■ Exercise ■
Copy each line below in which the word "kevincollier" occurs.

■ Recorded information ■
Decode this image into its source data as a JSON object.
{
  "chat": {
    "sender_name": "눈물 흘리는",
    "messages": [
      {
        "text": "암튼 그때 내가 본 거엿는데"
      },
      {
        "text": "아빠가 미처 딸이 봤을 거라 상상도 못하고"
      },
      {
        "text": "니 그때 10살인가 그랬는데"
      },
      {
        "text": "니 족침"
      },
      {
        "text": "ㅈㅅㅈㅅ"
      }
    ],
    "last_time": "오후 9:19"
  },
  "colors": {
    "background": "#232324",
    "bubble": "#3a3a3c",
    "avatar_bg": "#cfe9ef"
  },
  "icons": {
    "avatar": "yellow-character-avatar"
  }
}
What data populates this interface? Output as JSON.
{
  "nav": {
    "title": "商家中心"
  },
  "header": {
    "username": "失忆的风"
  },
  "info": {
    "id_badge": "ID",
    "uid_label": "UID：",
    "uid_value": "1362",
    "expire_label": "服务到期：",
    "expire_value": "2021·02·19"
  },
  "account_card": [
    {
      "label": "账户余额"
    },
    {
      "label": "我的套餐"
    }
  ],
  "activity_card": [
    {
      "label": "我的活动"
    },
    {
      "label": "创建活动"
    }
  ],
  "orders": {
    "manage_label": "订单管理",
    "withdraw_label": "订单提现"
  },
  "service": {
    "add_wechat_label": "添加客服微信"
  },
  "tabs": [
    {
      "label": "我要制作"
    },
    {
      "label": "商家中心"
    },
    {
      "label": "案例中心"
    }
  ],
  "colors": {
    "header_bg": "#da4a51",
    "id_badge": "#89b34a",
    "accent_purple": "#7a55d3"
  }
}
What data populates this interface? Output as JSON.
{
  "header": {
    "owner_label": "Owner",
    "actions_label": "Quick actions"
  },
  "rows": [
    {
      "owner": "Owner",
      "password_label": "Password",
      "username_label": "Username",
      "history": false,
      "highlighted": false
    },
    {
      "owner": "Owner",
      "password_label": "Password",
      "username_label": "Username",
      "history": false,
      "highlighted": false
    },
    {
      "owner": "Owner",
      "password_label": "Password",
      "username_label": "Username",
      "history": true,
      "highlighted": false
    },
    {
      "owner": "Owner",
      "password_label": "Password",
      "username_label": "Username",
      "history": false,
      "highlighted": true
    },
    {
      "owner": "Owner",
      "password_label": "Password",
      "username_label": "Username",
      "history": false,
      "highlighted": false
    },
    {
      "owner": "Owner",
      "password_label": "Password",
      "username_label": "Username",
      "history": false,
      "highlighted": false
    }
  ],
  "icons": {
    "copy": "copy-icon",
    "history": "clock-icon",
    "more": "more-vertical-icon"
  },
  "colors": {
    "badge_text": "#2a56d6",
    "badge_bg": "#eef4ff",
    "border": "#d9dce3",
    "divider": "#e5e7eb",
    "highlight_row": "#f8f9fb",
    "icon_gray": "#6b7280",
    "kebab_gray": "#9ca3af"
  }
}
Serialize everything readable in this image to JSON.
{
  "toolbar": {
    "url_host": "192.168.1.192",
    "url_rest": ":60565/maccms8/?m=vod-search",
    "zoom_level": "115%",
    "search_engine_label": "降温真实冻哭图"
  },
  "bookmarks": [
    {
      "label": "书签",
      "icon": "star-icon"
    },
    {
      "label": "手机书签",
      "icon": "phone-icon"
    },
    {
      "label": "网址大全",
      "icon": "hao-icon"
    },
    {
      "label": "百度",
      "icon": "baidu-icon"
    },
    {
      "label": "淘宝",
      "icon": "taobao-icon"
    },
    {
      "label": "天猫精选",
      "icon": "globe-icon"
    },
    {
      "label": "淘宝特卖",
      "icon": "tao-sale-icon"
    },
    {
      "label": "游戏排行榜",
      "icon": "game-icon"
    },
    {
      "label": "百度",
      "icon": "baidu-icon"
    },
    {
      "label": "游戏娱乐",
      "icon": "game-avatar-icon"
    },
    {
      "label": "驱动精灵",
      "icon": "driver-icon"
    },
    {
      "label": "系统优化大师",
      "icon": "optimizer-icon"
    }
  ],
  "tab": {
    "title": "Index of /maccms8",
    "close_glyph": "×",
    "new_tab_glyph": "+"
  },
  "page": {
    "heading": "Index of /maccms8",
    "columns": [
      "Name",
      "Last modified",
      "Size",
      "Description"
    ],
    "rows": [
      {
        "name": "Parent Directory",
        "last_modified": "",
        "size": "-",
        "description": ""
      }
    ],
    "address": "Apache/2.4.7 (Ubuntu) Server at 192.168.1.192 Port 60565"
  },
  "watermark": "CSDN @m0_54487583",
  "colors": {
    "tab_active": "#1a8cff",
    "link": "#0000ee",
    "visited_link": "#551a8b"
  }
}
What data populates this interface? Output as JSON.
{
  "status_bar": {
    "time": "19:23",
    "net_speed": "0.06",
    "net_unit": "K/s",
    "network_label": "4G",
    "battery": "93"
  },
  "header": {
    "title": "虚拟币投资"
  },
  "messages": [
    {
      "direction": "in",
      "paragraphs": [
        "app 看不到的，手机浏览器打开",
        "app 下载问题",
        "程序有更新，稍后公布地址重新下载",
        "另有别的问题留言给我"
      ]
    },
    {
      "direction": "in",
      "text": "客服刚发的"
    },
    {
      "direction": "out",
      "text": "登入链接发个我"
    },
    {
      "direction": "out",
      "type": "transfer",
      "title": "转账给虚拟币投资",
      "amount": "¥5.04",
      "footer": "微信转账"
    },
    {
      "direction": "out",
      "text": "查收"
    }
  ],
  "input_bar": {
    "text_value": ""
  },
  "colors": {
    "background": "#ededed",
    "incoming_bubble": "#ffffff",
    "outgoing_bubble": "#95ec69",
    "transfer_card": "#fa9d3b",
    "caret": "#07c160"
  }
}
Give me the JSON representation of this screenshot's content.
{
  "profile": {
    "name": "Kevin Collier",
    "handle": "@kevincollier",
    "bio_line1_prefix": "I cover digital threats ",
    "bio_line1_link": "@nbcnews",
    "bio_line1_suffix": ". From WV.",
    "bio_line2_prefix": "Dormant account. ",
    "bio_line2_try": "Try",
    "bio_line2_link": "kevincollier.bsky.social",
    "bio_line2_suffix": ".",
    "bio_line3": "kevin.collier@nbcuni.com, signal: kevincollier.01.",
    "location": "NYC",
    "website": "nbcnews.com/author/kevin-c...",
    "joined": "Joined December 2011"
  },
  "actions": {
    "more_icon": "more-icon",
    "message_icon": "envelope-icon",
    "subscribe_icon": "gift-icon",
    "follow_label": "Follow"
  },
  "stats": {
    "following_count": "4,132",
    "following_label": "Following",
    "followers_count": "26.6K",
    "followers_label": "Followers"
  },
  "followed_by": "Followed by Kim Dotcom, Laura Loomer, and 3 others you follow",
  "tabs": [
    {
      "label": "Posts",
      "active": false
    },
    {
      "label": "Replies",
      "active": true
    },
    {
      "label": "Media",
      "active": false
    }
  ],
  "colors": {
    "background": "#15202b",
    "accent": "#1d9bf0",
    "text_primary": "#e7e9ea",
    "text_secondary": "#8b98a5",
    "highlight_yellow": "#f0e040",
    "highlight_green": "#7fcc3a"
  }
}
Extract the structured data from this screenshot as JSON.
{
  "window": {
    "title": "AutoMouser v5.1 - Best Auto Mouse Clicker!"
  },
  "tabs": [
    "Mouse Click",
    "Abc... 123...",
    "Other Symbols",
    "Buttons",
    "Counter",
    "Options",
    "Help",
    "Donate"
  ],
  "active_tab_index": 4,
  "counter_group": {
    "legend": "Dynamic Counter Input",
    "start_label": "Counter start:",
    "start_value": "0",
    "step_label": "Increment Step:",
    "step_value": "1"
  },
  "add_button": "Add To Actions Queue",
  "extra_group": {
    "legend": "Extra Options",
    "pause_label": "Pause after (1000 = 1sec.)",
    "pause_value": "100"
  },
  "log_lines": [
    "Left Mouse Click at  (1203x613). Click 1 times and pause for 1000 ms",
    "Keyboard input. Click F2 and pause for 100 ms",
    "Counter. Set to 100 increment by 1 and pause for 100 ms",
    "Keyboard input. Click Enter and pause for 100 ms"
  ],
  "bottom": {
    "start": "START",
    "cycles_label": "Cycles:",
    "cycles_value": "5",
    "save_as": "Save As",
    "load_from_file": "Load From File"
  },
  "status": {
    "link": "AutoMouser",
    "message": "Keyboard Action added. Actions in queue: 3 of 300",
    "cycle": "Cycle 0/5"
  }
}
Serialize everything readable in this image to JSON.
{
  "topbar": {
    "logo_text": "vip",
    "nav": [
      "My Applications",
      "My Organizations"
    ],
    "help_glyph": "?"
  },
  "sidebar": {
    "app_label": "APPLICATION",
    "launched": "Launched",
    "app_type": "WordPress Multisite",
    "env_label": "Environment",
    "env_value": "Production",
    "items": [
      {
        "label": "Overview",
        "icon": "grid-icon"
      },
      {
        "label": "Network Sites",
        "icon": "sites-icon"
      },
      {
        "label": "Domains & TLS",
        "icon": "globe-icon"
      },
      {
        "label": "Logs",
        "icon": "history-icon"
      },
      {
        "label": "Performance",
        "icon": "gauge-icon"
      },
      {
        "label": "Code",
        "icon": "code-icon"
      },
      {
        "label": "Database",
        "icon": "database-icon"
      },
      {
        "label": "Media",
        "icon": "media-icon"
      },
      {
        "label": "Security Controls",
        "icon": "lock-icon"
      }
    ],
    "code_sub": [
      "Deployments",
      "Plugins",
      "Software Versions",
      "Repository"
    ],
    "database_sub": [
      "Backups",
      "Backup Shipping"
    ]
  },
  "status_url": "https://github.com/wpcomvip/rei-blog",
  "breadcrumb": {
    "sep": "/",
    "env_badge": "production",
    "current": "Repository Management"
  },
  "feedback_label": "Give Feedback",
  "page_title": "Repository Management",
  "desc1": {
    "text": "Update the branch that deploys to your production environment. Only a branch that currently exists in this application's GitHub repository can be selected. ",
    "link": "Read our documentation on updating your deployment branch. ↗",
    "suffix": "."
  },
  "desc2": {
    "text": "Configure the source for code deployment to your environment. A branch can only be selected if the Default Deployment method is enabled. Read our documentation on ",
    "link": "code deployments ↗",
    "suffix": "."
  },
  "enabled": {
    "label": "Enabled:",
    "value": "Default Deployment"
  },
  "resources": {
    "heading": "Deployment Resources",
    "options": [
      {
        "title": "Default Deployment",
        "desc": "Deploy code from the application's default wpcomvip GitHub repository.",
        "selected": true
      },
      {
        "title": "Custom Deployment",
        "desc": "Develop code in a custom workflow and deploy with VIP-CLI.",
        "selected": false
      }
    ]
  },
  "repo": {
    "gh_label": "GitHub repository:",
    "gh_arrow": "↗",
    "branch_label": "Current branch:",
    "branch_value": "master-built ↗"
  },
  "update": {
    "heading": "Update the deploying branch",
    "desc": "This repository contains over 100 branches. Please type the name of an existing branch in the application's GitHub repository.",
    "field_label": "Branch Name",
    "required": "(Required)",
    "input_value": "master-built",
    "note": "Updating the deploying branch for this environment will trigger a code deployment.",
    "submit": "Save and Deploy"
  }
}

■ Exercise answer ■
    "handle": "@kevincollier",
    "bio_line2_link": "kevincollier.bsky.social",
    "bio_line3": "kevin.collier@nbcuni.com, signal: kevincollier.01.",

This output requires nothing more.